Goal: Note each line that includes the word "máxima". Copy those lines.

Data rows:
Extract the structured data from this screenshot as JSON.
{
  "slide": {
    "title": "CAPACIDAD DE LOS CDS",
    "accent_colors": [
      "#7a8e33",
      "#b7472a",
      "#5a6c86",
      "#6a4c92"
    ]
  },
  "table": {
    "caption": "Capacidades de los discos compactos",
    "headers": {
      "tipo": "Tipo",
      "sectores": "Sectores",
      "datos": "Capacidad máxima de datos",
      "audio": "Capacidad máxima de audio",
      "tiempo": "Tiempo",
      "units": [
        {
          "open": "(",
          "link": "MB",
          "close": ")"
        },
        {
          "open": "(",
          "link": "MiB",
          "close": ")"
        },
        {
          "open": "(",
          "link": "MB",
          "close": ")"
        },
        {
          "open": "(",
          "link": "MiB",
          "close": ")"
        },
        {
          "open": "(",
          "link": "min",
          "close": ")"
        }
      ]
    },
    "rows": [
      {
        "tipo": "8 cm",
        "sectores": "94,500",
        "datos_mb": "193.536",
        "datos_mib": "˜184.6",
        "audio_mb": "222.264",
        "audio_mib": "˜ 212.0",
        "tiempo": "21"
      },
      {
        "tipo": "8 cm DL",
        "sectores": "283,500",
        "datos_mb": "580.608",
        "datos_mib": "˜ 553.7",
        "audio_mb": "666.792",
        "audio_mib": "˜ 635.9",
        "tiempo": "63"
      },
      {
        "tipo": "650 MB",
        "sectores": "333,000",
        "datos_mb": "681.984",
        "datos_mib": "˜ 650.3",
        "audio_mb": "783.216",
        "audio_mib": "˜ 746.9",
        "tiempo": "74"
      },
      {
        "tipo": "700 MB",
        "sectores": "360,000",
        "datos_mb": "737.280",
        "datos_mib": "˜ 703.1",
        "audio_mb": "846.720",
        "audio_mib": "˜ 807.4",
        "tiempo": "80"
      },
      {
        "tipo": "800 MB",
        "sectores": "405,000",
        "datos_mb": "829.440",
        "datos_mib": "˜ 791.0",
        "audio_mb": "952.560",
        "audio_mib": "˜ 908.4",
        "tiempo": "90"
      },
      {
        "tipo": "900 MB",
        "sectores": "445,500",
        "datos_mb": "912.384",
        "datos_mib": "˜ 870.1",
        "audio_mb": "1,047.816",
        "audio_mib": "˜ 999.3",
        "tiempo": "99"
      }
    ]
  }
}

Exercise answer:
      "datos": "Capacidad máxima de datos",
      "audio": "Capacidad máxima de audio",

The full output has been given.